# STATED PROBLEM
Working from the entries that follow, transcribe exactly and only the lines from the one with "Extract the structured" through the last, pictures excluded.
>> START INFORMATION GIVEN
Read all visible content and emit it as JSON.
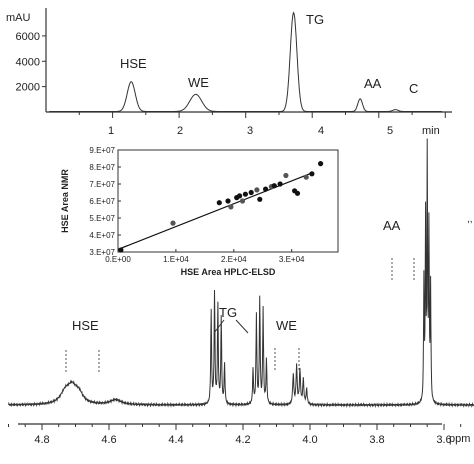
{
  "chart_data": [
    {
      "type": "line",
      "xunit": "min",
      "yunit": "mAU",
      "xlim": [
        0,
        6.1
      ],
      "ylim": [
        0,
        8200
      ],
      "x_ticks": [
        "1",
        "2",
        "3",
        "4",
        "5",
        "min"
      ],
      "y_ticks": [
        "2000",
        "4000",
        "6000",
        "mAU"
      ],
      "y_tick_values": [
        2000,
        4000,
        6000
      ],
      "peaks": [
        {
          "label": "HSE",
          "x": 1.28,
          "y": 2350
        },
        {
          "label": "WE",
          "x": 2.25,
          "y": 1350
        },
        {
          "label": "TG",
          "x": 3.72,
          "y": 7800
        },
        {
          "label": "AA",
          "x": 4.72,
          "y": 1000
        },
        {
          "label": "C",
          "x": 5.25,
          "y": 150
        }
      ]
    },
    {
      "type": "scatter",
      "xlabel": "HSE Area HPLC-ELSD",
      "ylabel": "HSE Area NMR",
      "xlim": [
        0,
        38000
      ],
      "ylim": [
        30000000,
        90000000
      ],
      "x_ticks": [
        "0.E+00",
        "1.E+04",
        "2.E+04",
        "3.E+04"
      ],
      "y_ticks": [
        "3.E+07",
        "4.E+07",
        "5.E+07",
        "6.E+07",
        "7.E+07",
        "8.E+07",
        "9.E+07"
      ],
      "points": [
        {
          "x": 500,
          "y": 31200000
        },
        {
          "x": 9500,
          "y": 47000000
        },
        {
          "x": 17500,
          "y": 59000000
        },
        {
          "x": 19000,
          "y": 60000000
        },
        {
          "x": 19500,
          "y": 56500000
        },
        {
          "x": 20500,
          "y": 62000000
        },
        {
          "x": 21000,
          "y": 63000000
        },
        {
          "x": 21500,
          "y": 60000000
        },
        {
          "x": 22000,
          "y": 64000000
        },
        {
          "x": 23000,
          "y": 65000000
        },
        {
          "x": 24000,
          "y": 66500000
        },
        {
          "x": 24500,
          "y": 61000000
        },
        {
          "x": 25500,
          "y": 67000000
        },
        {
          "x": 26500,
          "y": 68500000
        },
        {
          "x": 27000,
          "y": 69000000
        },
        {
          "x": 28000,
          "y": 70000000
        },
        {
          "x": 29000,
          "y": 75000000
        },
        {
          "x": 30500,
          "y": 66000000
        },
        {
          "x": 31000,
          "y": 64500000
        },
        {
          "x": 32500,
          "y": 74000000
        },
        {
          "x": 33500,
          "y": 76000000
        },
        {
          "x": 35000,
          "y": 82000000
        }
      ],
      "trendline": [
        [
          0,
          31500000
        ],
        [
          33500,
          76500000
        ]
      ]
    },
    {
      "type": "line",
      "xunit": "ppm",
      "xlim": [
        4.9,
        3.5
      ],
      "x_ticks": [
        "4.8",
        "4.6",
        "4.4",
        "4.2",
        "4.0",
        "3.8",
        "3.6"
      ],
      "x_tick_values": [
        4.8,
        4.6,
        4.4,
        4.2,
        4.0,
        3.8,
        3.6
      ],
      "labels": [
        "HSE",
        "TG",
        "WE",
        "AA"
      ]
    }
  ]
}
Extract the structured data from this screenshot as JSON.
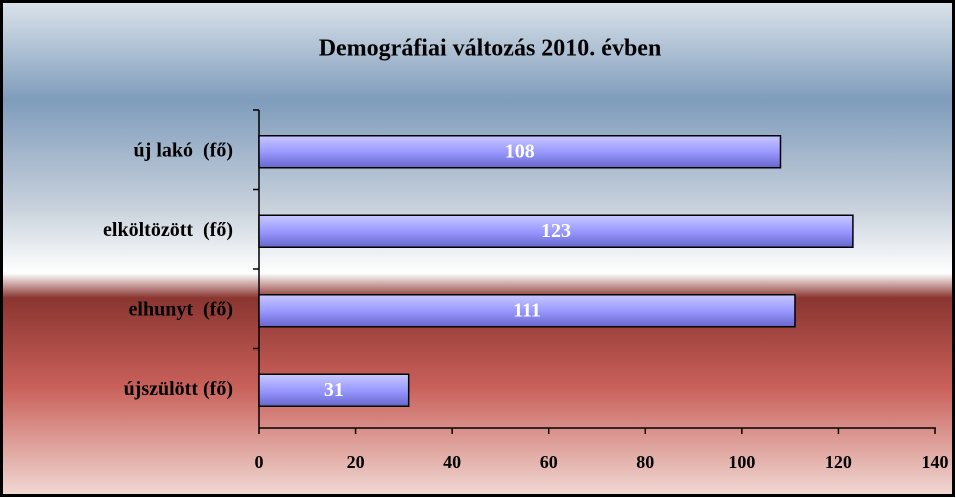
{
  "chart_data": {
    "type": "bar",
    "orientation": "horizontal",
    "title": "Demográfiai változás 2010. évben",
    "categories": [
      "új lakó  (fő)",
      "elköltözött  (fő)",
      "elhunyt  (fő)",
      "újszülött (fő)"
    ],
    "values": [
      108,
      123,
      111,
      31
    ],
    "color": "#9999ff",
    "xlim": [
      0,
      140
    ],
    "xticks": [
      0,
      20,
      40,
      60,
      80,
      100,
      120,
      140
    ]
  }
}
>> END INFORMATION GIVEN
# FINAL ANSWER
Extract the structured data from this screenshot as JSON.
{
  "chart_data": {
    "type": "bar",
    "orientation": "horizontal",
    "title": "Demográfiai változás 2010. évben",
    "categories": [
      "új lakó  (fő)",
      "elköltözött  (fő)",
      "elhunyt  (fő)",
      "újszülött (fő)"
    ],
    "values": [
      108,
      123,
      111,
      31
    ],
    "color": "#9999ff",
    "xlim": [
      0,
      140
    ],
    "xticks": [
      0,
      20,
      40,
      60,
      80,
      100,
      120,
      140
    ]
  }
}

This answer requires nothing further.